- [Stored dataset items]
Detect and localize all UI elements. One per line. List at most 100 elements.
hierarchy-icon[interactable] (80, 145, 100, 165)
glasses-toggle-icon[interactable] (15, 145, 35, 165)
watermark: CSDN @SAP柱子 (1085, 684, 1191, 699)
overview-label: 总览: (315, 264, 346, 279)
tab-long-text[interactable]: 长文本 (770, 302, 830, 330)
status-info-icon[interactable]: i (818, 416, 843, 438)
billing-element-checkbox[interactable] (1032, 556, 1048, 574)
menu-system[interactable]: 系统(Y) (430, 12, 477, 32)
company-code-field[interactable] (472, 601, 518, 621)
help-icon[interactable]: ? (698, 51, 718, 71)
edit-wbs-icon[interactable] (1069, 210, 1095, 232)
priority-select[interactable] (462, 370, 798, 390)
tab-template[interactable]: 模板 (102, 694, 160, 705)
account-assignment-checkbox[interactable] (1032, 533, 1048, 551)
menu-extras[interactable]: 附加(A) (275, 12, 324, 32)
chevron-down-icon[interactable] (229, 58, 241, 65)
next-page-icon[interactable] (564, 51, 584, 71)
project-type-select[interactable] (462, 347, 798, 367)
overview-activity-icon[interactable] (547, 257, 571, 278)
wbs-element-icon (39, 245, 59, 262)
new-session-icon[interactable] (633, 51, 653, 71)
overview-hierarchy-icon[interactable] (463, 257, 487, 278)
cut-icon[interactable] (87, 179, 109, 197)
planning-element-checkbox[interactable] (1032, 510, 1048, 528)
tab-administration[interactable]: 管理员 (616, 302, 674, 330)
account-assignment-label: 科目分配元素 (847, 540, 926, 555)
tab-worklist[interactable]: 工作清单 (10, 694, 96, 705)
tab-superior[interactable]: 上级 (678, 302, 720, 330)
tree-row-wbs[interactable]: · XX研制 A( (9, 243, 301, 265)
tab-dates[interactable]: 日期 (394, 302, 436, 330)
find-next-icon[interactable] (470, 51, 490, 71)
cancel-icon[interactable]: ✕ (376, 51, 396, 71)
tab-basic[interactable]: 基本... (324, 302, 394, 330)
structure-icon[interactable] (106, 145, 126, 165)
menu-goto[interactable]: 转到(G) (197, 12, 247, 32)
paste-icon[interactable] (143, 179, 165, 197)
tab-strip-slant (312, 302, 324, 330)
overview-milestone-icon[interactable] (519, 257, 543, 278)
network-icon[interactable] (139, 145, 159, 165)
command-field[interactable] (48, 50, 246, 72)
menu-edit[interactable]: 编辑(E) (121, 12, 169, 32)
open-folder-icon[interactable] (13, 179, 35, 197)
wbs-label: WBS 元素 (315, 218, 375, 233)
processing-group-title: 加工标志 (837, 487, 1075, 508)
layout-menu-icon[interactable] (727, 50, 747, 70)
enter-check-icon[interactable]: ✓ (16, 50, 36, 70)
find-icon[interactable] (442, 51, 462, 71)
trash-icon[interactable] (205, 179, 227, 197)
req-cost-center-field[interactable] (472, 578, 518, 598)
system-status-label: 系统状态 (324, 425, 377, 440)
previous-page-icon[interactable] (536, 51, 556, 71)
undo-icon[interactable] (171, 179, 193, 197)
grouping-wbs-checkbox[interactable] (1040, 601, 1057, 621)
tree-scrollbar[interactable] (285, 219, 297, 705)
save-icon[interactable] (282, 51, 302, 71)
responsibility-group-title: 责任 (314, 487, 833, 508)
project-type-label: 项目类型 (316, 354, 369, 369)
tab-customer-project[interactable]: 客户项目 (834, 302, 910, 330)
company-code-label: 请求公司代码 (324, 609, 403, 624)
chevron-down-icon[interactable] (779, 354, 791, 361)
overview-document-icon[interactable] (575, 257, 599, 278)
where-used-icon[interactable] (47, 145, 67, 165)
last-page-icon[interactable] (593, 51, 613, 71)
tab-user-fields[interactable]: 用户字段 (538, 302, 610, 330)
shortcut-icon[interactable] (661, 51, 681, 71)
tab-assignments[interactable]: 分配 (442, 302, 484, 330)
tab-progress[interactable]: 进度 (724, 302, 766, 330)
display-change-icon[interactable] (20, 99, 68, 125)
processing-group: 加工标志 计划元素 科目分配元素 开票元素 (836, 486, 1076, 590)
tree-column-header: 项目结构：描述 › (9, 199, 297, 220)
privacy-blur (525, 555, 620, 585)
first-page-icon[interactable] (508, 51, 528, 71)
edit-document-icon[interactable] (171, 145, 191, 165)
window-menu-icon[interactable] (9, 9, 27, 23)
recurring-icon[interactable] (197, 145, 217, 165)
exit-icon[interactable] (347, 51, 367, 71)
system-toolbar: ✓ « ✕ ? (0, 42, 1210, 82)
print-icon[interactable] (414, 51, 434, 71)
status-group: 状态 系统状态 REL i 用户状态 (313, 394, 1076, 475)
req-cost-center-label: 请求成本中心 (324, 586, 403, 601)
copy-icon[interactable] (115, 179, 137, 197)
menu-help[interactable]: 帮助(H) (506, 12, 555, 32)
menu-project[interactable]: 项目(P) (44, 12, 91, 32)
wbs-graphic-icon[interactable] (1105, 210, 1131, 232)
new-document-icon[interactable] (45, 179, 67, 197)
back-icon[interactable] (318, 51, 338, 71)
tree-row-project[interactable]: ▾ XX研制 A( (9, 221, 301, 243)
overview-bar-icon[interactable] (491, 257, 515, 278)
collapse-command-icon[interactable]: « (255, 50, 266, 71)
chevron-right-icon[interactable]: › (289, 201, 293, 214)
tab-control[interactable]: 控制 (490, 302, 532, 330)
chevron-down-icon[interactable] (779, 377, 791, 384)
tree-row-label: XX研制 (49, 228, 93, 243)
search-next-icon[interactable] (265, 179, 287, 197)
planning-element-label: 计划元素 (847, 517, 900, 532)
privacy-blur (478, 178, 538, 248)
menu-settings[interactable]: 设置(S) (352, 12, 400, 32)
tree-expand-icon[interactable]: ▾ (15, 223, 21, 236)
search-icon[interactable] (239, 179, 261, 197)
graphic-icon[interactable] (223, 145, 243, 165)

- [Required work] Reproduce every line of the records above word for word, keeping each one unchanged.

- [Answer to the task]
Detect and localize all UI elements. One per line. List at most 100 elements.
hierarchy-icon[interactable] (80, 145, 100, 165)
glasses-toggle-icon[interactable] (15, 145, 35, 165)
watermark: CSDN @SAP柱子 (1085, 684, 1191, 699)
overview-label: 总览: (315, 264, 346, 279)
tab-long-text[interactable]: 长文本 (770, 302, 830, 330)
status-info-icon[interactable]: i (818, 416, 843, 438)
billing-element-checkbox[interactable] (1032, 556, 1048, 574)
menu-system[interactable]: 系统(Y) (430, 12, 477, 32)
company-code-field[interactable] (472, 601, 518, 621)
help-icon[interactable]: ? (698, 51, 718, 71)
edit-wbs-icon[interactable] (1069, 210, 1095, 232)
priority-select[interactable] (462, 370, 798, 390)
tab-template[interactable]: 模板 (102, 694, 160, 705)
account-assignment-checkbox[interactable] (1032, 533, 1048, 551)
menu-extras[interactable]: 附加(A) (275, 12, 324, 32)
chevron-down-icon[interactable] (229, 58, 241, 65)
next-page-icon[interactable] (564, 51, 584, 71)
project-type-select[interactable] (462, 347, 798, 367)
overview-activity-icon[interactable] (547, 257, 571, 278)
wbs-element-icon (39, 245, 59, 262)
new-session-icon[interactable] (633, 51, 653, 71)
overview-hierarchy-icon[interactable] (463, 257, 487, 278)
cut-icon[interactable] (87, 179, 109, 197)
planning-element-checkbox[interactable] (1032, 510, 1048, 528)
tab-administration[interactable]: 管理员 (616, 302, 674, 330)
account-assignment-label: 科目分配元素 (847, 540, 926, 555)
tab-worklist[interactable]: 工作清单 (10, 694, 96, 705)
tab-superior[interactable]: 上级 (678, 302, 720, 330)
tree-row-wbs[interactable]: · XX研制 A( (9, 243, 301, 265)
tab-dates[interactable]: 日期 (394, 302, 436, 330)
find-next-icon[interactable] (470, 51, 490, 71)
cancel-icon[interactable]: ✕ (376, 51, 396, 71)
tab-basic[interactable]: 基本... (324, 302, 394, 330)
structure-icon[interactable] (106, 145, 126, 165)
menu-goto[interactable]: 转到(G) (197, 12, 247, 32)
paste-icon[interactable] (143, 179, 165, 197)
tab-strip-slant (312, 302, 324, 330)
overview-milestone-icon[interactable] (519, 257, 543, 278)
network-icon[interactable] (139, 145, 159, 165)
command-field[interactable] (48, 50, 246, 72)
menu-edit[interactable]: 编辑(E) (121, 12, 169, 32)
open-folder-icon[interactable] (13, 179, 35, 197)
wbs-label: WBS 元素 (315, 218, 375, 233)
processing-group-title: 加工标志 (837, 487, 1075, 508)
layout-menu-icon[interactable] (727, 50, 747, 70)
enter-check-icon[interactable]: ✓ (16, 50, 36, 70)
find-icon[interactable] (442, 51, 462, 71)
trash-icon[interactable] (205, 179, 227, 197)
req-cost-center-field[interactable] (472, 578, 518, 598)
system-status-label: 系统状态 (324, 425, 377, 440)
previous-page-icon[interactable] (536, 51, 556, 71)
undo-icon[interactable] (171, 179, 193, 197)
grouping-wbs-checkbox[interactable] (1040, 601, 1057, 621)
tree-scrollbar[interactable] (285, 219, 297, 705)
save-icon[interactable] (282, 51, 302, 71)
responsibility-group-title: 责任 (314, 487, 833, 508)
project-type-label: 项目类型 (316, 354, 369, 369)
tab-customer-project[interactable]: 客户项目 (834, 302, 910, 330)
company-code-label: 请求公司代码 (324, 609, 403, 624)
chevron-down-icon[interactable] (779, 354, 791, 361)
overview-document-icon[interactable] (575, 257, 599, 278)
where-used-icon[interactable] (47, 145, 67, 165)
last-page-icon[interactable] (593, 51, 613, 71)
tab-user-fields[interactable]: 用户字段 (538, 302, 610, 330)
shortcut-icon[interactable] (661, 51, 681, 71)
tab-assignments[interactable]: 分配 (442, 302, 484, 330)
tab-progress[interactable]: 进度 (724, 302, 766, 330)
display-change-icon[interactable] (20, 99, 68, 125)
processing-group: 加工标志 计划元素 科目分配元素 开票元素 (836, 486, 1076, 590)
tree-column-header: 项目结构：描述 › (9, 199, 297, 220)
privacy-blur (525, 555, 620, 585)
first-page-icon[interactable] (508, 51, 528, 71)
edit-document-icon[interactable] (171, 145, 191, 165)
window-menu-icon[interactable] (9, 9, 27, 23)
recurring-icon[interactable] (197, 145, 217, 165)
exit-icon[interactable] (347, 51, 367, 71)
system-toolbar: ✓ « ✕ ? (0, 42, 1210, 82)
print-icon[interactable] (414, 51, 434, 71)
status-group: 状态 系统状态 REL i 用户状态 (313, 394, 1076, 475)
req-cost-center-label: 请求成本中心 (324, 586, 403, 601)
copy-icon[interactable] (115, 179, 137, 197)
menu-help[interactable]: 帮助(H) (506, 12, 555, 32)
menu-project[interactable]: 项目(P) (44, 12, 91, 32)
wbs-graphic-icon[interactable] (1105, 210, 1131, 232)
new-document-icon[interactable] (45, 179, 67, 197)
back-icon[interactable] (318, 51, 338, 71)
tree-row-project[interactable]: ▾ XX研制 A( (9, 221, 301, 243)
overview-bar-icon[interactable] (491, 257, 515, 278)
collapse-command-icon[interactable]: « (255, 50, 266, 71)
chevron-right-icon[interactable]: › (289, 201, 293, 214)
tab-control[interactable]: 控制 (490, 302, 532, 330)
chevron-down-icon[interactable] (779, 377, 791, 384)
tree-row-label: XX研制 (49, 228, 93, 243)
search-next-icon[interactable] (265, 179, 287, 197)
planning-element-label: 计划元素 (847, 517, 900, 532)
privacy-blur (478, 178, 538, 248)
menu-settings[interactable]: 设置(S) (352, 12, 400, 32)
tree-expand-icon[interactable]: ▾ (15, 223, 21, 236)
search-icon[interactable] (239, 179, 261, 197)
graphic-icon[interactable] (223, 145, 243, 165)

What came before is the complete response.